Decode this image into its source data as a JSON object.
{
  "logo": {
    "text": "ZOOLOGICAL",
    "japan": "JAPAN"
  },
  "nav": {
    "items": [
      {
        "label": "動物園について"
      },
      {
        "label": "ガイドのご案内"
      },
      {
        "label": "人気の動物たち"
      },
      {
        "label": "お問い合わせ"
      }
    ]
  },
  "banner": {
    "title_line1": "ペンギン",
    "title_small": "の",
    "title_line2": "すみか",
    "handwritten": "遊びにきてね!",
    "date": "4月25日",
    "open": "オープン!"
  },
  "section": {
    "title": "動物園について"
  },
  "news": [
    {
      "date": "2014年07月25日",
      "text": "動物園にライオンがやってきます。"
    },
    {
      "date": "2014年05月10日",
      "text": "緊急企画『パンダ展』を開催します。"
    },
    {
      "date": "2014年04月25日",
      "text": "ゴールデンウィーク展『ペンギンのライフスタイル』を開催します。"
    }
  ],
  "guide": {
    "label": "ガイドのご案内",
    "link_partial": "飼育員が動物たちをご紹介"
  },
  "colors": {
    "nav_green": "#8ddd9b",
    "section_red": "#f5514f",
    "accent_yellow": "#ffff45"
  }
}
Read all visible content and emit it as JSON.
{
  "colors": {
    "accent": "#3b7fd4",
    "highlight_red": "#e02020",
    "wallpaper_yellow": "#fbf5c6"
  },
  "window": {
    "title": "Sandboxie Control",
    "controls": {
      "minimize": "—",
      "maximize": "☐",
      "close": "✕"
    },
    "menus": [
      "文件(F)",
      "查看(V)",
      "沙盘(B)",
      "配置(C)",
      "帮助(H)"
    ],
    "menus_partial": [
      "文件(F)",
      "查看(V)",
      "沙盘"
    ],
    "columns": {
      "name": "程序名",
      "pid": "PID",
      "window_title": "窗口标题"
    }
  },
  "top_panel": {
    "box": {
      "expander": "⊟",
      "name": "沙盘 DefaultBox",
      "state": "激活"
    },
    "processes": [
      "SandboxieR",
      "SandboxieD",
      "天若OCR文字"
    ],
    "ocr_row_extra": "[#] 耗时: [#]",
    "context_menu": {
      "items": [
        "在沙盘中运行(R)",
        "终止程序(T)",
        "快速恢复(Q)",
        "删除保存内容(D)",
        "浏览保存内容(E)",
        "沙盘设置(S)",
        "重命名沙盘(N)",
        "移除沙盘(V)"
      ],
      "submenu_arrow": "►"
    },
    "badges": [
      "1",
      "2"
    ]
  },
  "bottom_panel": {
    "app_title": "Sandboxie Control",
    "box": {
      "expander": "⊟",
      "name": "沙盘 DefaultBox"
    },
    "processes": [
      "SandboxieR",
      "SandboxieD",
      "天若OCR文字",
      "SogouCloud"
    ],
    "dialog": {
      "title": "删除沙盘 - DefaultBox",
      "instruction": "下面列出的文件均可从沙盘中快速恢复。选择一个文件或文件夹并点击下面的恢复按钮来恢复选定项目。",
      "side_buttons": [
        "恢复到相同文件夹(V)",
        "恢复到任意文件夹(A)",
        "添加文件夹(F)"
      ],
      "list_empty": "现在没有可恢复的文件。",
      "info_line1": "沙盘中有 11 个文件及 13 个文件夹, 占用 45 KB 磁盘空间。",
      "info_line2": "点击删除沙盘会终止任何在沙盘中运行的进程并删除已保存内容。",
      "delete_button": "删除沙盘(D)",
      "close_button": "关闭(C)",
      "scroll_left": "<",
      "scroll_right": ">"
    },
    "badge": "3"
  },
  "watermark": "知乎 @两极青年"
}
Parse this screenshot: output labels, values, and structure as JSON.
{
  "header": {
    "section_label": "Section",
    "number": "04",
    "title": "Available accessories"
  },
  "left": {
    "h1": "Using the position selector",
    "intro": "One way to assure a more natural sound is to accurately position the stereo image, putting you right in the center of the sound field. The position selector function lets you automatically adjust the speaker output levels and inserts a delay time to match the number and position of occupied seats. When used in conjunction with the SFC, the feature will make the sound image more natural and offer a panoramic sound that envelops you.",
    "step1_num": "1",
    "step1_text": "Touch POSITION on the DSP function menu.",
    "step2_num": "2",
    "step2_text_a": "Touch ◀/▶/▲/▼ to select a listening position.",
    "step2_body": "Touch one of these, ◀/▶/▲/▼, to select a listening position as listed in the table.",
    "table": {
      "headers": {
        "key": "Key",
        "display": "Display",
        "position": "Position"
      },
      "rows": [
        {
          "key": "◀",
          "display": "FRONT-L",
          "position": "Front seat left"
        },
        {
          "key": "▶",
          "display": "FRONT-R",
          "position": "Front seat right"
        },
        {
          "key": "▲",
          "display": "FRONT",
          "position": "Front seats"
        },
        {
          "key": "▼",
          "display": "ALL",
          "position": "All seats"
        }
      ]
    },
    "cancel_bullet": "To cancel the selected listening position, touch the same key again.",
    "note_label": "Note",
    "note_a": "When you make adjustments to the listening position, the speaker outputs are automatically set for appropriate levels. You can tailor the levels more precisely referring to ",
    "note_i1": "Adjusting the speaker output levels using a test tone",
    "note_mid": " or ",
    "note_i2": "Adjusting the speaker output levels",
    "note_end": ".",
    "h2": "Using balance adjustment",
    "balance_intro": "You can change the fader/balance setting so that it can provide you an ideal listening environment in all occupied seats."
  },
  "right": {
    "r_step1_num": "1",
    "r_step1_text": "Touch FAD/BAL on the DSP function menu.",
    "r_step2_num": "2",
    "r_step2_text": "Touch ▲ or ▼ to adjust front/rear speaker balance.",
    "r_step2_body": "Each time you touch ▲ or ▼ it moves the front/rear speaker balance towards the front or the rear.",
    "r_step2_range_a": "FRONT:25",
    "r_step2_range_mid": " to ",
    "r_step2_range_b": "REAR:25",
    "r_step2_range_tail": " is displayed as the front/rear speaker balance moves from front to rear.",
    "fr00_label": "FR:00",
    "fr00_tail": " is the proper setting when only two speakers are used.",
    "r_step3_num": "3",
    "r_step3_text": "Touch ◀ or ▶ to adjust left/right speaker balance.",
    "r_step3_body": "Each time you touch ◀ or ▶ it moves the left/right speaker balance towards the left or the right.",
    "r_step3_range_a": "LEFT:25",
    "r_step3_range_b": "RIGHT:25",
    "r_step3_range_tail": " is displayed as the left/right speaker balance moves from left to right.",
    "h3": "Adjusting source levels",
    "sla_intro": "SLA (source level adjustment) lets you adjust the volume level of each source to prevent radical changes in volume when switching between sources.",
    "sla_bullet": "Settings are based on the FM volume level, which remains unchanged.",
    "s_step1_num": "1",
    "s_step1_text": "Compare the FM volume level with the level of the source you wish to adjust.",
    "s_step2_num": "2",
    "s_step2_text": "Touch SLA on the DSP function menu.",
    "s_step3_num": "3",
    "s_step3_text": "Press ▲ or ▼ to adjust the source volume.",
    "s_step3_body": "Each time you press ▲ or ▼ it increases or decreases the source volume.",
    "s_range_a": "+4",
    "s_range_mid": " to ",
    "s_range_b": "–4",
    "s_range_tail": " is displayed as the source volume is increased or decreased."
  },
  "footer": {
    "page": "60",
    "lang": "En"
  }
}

━━━

REQUEST: Report every line containing the word "DefaultBox" from the listing above.

ANSWER TO THIS PROBLEM:
      "name": "沙盘 DefaultBox",
      "name": "沙盘 DefaultBox"
      "title": "删除沙盘 - DefaultBox",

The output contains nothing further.